WHAT IS REQUIRED
Print out each entry below exactly, please.
>> START
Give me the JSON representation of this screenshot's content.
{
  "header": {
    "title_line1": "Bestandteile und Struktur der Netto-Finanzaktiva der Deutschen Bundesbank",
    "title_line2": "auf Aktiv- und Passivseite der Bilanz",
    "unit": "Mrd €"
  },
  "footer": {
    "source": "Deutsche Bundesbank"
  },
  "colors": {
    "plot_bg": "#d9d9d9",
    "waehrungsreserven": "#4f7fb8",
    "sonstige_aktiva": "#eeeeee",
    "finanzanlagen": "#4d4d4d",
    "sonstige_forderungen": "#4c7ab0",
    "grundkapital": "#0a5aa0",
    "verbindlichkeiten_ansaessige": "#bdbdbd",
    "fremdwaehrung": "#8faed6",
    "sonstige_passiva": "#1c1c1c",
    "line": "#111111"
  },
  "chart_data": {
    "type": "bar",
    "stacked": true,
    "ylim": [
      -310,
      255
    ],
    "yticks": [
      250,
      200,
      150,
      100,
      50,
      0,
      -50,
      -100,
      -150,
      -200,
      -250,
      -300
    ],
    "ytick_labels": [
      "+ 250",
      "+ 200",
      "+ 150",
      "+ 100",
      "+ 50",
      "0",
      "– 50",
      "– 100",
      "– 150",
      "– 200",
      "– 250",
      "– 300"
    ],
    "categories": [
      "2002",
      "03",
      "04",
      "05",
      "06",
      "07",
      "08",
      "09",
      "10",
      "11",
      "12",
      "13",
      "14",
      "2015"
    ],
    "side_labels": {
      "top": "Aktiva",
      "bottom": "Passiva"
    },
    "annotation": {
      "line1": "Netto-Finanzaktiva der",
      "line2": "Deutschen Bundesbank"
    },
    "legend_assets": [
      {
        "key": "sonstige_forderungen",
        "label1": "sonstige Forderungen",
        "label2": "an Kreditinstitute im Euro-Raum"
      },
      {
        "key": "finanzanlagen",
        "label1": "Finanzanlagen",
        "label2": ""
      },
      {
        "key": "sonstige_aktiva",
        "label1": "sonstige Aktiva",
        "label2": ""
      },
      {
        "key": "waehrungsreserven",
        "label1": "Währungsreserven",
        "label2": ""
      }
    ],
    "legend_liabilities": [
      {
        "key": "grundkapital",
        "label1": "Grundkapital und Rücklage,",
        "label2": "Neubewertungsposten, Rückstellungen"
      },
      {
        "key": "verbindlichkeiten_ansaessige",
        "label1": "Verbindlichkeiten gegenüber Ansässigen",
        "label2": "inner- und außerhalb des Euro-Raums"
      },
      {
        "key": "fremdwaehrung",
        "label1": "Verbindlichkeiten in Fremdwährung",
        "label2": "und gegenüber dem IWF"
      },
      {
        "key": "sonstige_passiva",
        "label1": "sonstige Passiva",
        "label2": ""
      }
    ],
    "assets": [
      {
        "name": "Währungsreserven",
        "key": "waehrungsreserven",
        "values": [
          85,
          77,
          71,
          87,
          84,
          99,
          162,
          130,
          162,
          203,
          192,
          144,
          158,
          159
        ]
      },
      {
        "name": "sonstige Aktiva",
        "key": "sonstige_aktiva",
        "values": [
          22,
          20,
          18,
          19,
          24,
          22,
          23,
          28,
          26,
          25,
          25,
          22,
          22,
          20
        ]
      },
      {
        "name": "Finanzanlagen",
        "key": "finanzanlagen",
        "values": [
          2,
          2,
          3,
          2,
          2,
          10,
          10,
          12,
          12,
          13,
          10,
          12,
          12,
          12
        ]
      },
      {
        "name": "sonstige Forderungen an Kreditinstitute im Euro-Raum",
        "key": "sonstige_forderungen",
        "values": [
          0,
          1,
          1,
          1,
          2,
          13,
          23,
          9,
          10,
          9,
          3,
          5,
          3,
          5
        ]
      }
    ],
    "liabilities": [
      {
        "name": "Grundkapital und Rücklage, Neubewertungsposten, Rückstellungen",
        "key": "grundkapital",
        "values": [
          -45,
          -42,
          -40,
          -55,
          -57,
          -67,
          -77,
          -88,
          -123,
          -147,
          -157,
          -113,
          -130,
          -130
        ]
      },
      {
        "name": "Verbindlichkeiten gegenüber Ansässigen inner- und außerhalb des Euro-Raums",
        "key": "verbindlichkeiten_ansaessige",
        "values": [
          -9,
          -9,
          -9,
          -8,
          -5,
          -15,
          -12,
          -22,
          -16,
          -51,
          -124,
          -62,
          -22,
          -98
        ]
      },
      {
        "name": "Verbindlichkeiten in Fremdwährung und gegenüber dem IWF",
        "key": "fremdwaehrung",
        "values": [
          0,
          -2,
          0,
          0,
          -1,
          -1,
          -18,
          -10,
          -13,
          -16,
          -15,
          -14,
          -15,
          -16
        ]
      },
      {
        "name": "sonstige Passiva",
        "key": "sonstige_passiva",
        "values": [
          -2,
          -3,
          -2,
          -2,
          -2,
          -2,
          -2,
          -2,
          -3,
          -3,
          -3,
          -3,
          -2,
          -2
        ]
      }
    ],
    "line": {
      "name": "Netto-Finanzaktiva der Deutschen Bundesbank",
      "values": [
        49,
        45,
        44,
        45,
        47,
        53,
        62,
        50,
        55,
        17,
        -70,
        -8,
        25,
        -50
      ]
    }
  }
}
>> END
REPLY TO THE EXERCISE
Give me the JSON representation of this screenshot's content.
{
  "header": {
    "title_line1": "Bestandteile und Struktur der Netto-Finanzaktiva der Deutschen Bundesbank",
    "title_line2": "auf Aktiv- und Passivseite der Bilanz",
    "unit": "Mrd €"
  },
  "footer": {
    "source": "Deutsche Bundesbank"
  },
  "colors": {
    "plot_bg": "#d9d9d9",
    "waehrungsreserven": "#4f7fb8",
    "sonstige_aktiva": "#eeeeee",
    "finanzanlagen": "#4d4d4d",
    "sonstige_forderungen": "#4c7ab0",
    "grundkapital": "#0a5aa0",
    "verbindlichkeiten_ansaessige": "#bdbdbd",
    "fremdwaehrung": "#8faed6",
    "sonstige_passiva": "#1c1c1c",
    "line": "#111111"
  },
  "chart_data": {
    "type": "bar",
    "stacked": true,
    "ylim": [
      -310,
      255
    ],
    "yticks": [
      250,
      200,
      150,
      100,
      50,
      0,
      -50,
      -100,
      -150,
      -200,
      -250,
      -300
    ],
    "ytick_labels": [
      "+ 250",
      "+ 200",
      "+ 150",
      "+ 100",
      "+ 50",
      "0",
      "– 50",
      "– 100",
      "– 150",
      "– 200",
      "– 250",
      "– 300"
    ],
    "categories": [
      "2002",
      "03",
      "04",
      "05",
      "06",
      "07",
      "08",
      "09",
      "10",
      "11",
      "12",
      "13",
      "14",
      "2015"
    ],
    "side_labels": {
      "top": "Aktiva",
      "bottom": "Passiva"
    },
    "annotation": {
      "line1": "Netto-Finanzaktiva der",
      "line2": "Deutschen Bundesbank"
    },
    "legend_assets": [
      {
        "key": "sonstige_forderungen",
        "label1": "sonstige Forderungen",
        "label2": "an Kreditinstitute im Euro-Raum"
      },
      {
        "key": "finanzanlagen",
        "label1": "Finanzanlagen",
        "label2": ""
      },
      {
        "key": "sonstige_aktiva",
        "label1": "sonstige Aktiva",
        "label2": ""
      },
      {
        "key": "waehrungsreserven",
        "label1": "Währungsreserven",
        "label2": ""
      }
    ],
    "legend_liabilities": [
      {
        "key": "grundkapital",
        "label1": "Grundkapital und Rücklage,",
        "label2": "Neubewertungsposten, Rückstellungen"
      },
      {
        "key": "verbindlichkeiten_ansaessige",
        "label1": "Verbindlichkeiten gegenüber Ansässigen",
        "label2": "inner- und außerhalb des Euro-Raums"
      },
      {
        "key": "fremdwaehrung",
        "label1": "Verbindlichkeiten in Fremdwährung",
        "label2": "und gegenüber dem IWF"
      },
      {
        "key": "sonstige_passiva",
        "label1": "sonstige Passiva",
        "label2": ""
      }
    ],
    "assets": [
      {
        "name": "Währungsreserven",
        "key": "waehrungsreserven",
        "values": [
          85,
          77,
          71,
          87,
          84,
          99,
          162,
          130,
          162,
          203,
          192,
          144,
          158,
          159
        ]
      },
      {
        "name": "sonstige Aktiva",
        "key": "sonstige_aktiva",
        "values": [
          22,
          20,
          18,
          19,
          24,
          22,
          23,
          28,
          26,
          25,
          25,
          22,
          22,
          20
        ]
      },
      {
        "name": "Finanzanlagen",
        "key": "finanzanlagen",
        "values": [
          2,
          2,
          3,
          2,
          2,
          10,
          10,
          12,
          12,
          13,
          10,
          12,
          12,
          12
        ]
      },
      {
        "name": "sonstige Forderungen an Kreditinstitute im Euro-Raum",
        "key": "sonstige_forderungen",
        "values": [
          0,
          1,
          1,
          1,
          2,
          13,
          23,
          9,
          10,
          9,
          3,
          5,
          3,
          5
        ]
      }
    ],
    "liabilities": [
      {
        "name": "Grundkapital und Rücklage, Neubewertungsposten, Rückstellungen",
        "key": "grundkapital",
        "values": [
          -45,
          -42,
          -40,
          -55,
          -57,
          -67,
          -77,
          -88,
          -123,
          -147,
          -157,
          -113,
          -130,
          -130
        ]
      },
      {
        "name": "Verbindlichkeiten gegenüber Ansässigen inner- und außerhalb des Euro-Raums",
        "key": "verbindlichkeiten_ansaessige",
        "values": [
          -9,
          -9,
          -9,
          -8,
          -5,
          -15,
          -12,
          -22,
          -16,
          -51,
          -124,
          -62,
          -22,
          -98
        ]
      },
      {
        "name": "Verbindlichkeiten in Fremdwährung und gegenüber dem IWF",
        "key": "fremdwaehrung",
        "values": [
          0,
          -2,
          0,
          0,
          -1,
          -1,
          -18,
          -10,
          -13,
          -16,
          -15,
          -14,
          -15,
          -16
        ]
      },
      {
        "name": "sonstige Passiva",
        "key": "sonstige_passiva",
        "values": [
          -2,
          -3,
          -2,
          -2,
          -2,
          -2,
          -2,
          -2,
          -3,
          -3,
          -3,
          -3,
          -2,
          -2
        ]
      }
    ],
    "line": {
      "name": "Netto-Finanzaktiva der Deutschen Bundesbank",
      "values": [
        49,
        45,
        44,
        45,
        47,
        53,
        62,
        50,
        55,
        17,
        -70,
        -8,
        25,
        -50
      ]
    }
  }
}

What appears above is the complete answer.